┌──
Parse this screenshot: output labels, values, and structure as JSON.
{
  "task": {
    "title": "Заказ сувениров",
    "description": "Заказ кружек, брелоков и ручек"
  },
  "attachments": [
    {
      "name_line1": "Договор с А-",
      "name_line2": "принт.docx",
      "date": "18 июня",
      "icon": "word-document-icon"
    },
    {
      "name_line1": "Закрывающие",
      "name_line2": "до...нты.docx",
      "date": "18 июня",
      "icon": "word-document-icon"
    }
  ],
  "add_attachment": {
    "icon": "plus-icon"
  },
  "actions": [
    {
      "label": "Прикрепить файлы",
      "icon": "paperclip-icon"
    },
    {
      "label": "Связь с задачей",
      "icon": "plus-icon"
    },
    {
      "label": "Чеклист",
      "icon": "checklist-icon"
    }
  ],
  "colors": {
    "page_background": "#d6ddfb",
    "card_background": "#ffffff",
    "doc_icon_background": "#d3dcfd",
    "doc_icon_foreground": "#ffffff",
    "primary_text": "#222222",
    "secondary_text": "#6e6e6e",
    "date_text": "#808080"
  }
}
└──
┌──
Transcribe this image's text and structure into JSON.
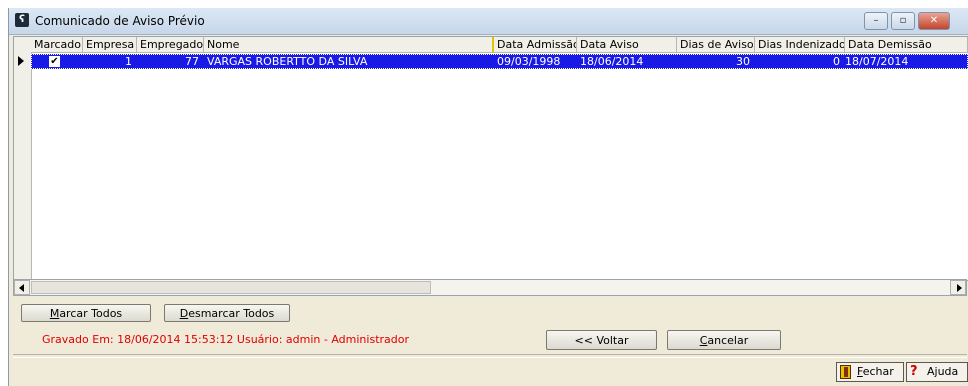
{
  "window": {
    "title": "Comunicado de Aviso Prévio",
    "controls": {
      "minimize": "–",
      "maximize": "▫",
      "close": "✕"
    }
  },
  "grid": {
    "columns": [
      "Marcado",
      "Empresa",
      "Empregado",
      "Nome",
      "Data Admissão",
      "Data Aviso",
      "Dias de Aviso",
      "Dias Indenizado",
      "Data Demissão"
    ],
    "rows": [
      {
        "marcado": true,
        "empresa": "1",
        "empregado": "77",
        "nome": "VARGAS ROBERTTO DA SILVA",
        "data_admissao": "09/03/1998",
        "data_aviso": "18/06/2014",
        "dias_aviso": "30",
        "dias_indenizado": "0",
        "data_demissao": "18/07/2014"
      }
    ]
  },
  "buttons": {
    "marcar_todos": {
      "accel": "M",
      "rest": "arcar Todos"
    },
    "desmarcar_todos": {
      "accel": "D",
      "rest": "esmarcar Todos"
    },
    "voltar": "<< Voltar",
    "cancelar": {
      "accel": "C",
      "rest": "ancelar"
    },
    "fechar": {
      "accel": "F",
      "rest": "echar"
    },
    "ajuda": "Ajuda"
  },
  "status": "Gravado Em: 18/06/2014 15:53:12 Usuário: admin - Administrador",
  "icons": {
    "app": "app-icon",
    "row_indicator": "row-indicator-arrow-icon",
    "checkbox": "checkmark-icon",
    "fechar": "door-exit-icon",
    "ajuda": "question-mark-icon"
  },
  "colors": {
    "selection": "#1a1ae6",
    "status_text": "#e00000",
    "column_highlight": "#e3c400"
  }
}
└──
__TO BE DONE__
Which lines contain the word "structure"? Copy each of them.

__THE RESULT__
Parse this screenshot: output labels, values, and structure as JSON.
Transcribe this image's text and structure into JSON.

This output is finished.